▶ List of tasks:
1. Copy the passage of the PyTorch post that starts at the words "Why is PyTorch" and ends after "this really quickly).", changing "de-loopifier" to "loop eliminator".
2. According to the PyTorch post, roughly how much slower is vanilla Python on average?

▶ Given text:
Nolan McCleary

PyTorch Dope Fam (Deadass Edition)

04/21/25

I don't think enough people really appreciate how just how powerful PyTorch is. Like most people seem to think of it as some sort of collection of buttons that they can press to torch.train their MNIST-10 MLP (My Little Perceptron), but there's honestly so much more once you start digging a little deeper.

Why is PyTorch so good? Because it's the de-loopifier for people who don't have time to write every single shader by hand. Basically every single loop that isn't a part of some sort of iterative process can be parallelized through Torch provided you have the appropriate hardware resources; and if you don't, it doesn't matter because you can just change the device and now it's running on your CPU, and it will STILL most likely be faster because tensors are pretty much the bossman (most capabable) object when it comes to dynamically sized arrays to the point that they are faster than most legacy static arrays as well (and if your CPU has mad (high quantity) cores (i.e. a modern CPU) and your arrays are big, you notice this really quickly).

That's the second reason why Torch (is) poppin (engaging in metaphorical gun violence against the competition who are decidedly unarmed and ill-prepared), because it makes GPU-friendly code largely device-agnostic if it's set up properly, meaning that one doesn't have to hand-roll both CUDA AND Metal shaders if they want their code to also run on a Mac.

At this point, one might be thinking “mans (plural-yet-still-posessive) gotta point fam (the vocative, not the family unit proxy), but Torch still not greazy (z = zlick, s = suspect) like CUDA”, and that's valid; but at this point, Torch is so well-optimized that you only really incur around a 1.5-5x increase in runtime going from pure C/C++/CUDA to Torch (this is of course assuming everything is sufficiently well-optimized on both sides). Which sounds like a lot, until you realize that vanilla Python is around 100x slower on average. And depending on how much parallelism you can exploit, and what your shippage time constraints are, there are lots of cases where GPU-accelerated Torch actually runs faster than non-accelerated C.

Anyways, PyTorch Dope Fam (the family unit proxy AND the vocative; It's open source after all). It ain't a waste yute (zero-padded youth), it(‘s) the people's champ (once again, it's open source).

Ya dun know (knowledge acquired).

▶ Data shown:
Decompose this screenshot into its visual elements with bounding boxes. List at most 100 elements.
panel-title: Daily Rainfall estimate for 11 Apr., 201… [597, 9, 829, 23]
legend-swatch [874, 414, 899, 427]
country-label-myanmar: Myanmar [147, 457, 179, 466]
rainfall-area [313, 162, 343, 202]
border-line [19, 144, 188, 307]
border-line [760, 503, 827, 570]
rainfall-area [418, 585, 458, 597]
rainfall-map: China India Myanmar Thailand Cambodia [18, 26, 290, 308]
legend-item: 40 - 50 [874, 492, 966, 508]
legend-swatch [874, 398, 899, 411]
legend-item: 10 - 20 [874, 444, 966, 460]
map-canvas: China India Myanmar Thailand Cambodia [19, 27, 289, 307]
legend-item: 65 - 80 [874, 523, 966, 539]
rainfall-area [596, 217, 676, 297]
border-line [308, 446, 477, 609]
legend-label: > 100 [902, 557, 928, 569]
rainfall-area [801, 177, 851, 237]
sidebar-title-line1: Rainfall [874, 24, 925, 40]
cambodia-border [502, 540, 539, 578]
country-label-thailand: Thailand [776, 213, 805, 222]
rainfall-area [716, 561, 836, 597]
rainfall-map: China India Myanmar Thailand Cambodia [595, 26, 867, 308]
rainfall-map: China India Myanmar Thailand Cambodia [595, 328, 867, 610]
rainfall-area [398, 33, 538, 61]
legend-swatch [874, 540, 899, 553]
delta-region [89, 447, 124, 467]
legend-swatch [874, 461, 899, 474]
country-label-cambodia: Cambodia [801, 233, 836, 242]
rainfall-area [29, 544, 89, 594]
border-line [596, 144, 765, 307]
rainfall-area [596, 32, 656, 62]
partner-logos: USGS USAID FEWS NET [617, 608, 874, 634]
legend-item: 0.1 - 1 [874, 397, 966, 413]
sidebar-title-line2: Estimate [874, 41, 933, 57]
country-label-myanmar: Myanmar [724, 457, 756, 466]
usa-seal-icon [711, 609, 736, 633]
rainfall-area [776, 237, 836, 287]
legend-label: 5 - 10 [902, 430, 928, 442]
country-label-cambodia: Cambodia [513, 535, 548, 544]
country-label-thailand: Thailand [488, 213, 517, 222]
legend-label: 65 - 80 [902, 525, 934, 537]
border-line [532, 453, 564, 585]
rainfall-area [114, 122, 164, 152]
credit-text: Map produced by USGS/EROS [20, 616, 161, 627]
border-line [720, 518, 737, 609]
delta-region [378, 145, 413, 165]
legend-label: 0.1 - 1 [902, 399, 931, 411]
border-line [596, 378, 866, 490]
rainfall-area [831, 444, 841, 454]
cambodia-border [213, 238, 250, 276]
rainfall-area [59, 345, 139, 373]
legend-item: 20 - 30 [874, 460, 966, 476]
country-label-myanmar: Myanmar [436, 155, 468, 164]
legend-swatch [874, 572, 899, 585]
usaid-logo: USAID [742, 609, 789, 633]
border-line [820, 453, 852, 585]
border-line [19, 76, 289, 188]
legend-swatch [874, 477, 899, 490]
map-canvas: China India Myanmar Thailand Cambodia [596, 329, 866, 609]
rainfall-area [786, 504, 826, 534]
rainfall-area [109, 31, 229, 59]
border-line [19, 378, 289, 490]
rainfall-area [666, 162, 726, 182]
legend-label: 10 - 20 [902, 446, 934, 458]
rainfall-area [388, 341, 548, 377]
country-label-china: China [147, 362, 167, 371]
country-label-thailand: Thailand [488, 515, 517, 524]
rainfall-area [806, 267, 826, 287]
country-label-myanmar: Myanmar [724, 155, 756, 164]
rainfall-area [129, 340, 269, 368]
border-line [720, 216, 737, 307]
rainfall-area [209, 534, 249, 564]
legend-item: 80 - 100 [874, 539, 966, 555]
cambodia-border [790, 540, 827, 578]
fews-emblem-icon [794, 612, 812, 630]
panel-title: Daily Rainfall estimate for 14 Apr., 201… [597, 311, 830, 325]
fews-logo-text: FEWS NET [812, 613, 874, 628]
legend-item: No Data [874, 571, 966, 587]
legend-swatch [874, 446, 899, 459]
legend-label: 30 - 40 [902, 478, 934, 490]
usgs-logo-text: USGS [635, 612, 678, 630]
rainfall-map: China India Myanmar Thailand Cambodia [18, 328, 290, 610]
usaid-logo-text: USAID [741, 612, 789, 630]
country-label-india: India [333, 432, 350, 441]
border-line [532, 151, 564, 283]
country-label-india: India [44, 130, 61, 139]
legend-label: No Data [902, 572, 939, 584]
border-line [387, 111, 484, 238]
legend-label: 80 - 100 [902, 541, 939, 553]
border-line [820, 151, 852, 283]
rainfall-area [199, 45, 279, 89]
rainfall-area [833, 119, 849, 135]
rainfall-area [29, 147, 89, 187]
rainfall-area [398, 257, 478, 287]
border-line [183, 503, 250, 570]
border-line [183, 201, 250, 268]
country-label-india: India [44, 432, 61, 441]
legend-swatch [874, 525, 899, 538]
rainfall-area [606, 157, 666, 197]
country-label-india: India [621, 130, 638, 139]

▶ Results of the tasks:
1.
Why is PyTorch so good? Because it's the loop eliminator for people who don't have time to write every single shader by hand. Basically every single loop that isn't a part of some sort of iterative process can be parallelized through Torch provided you have the appropriate hardware resources; and if you don't, it doesn't matter because you can just change the device and now it's running on your CPU, and it will STILL most likely be faster because tensors are pretty much the bossman (most capabable) object when it comes to dynamically sized arrays to the point that they are faster than most legacy static arrays as well (and if your CPU has mad (high quantity) cores (i.e. a modern CPU) and your arrays are big, you notice this really quickly).

2. Around 100x slower.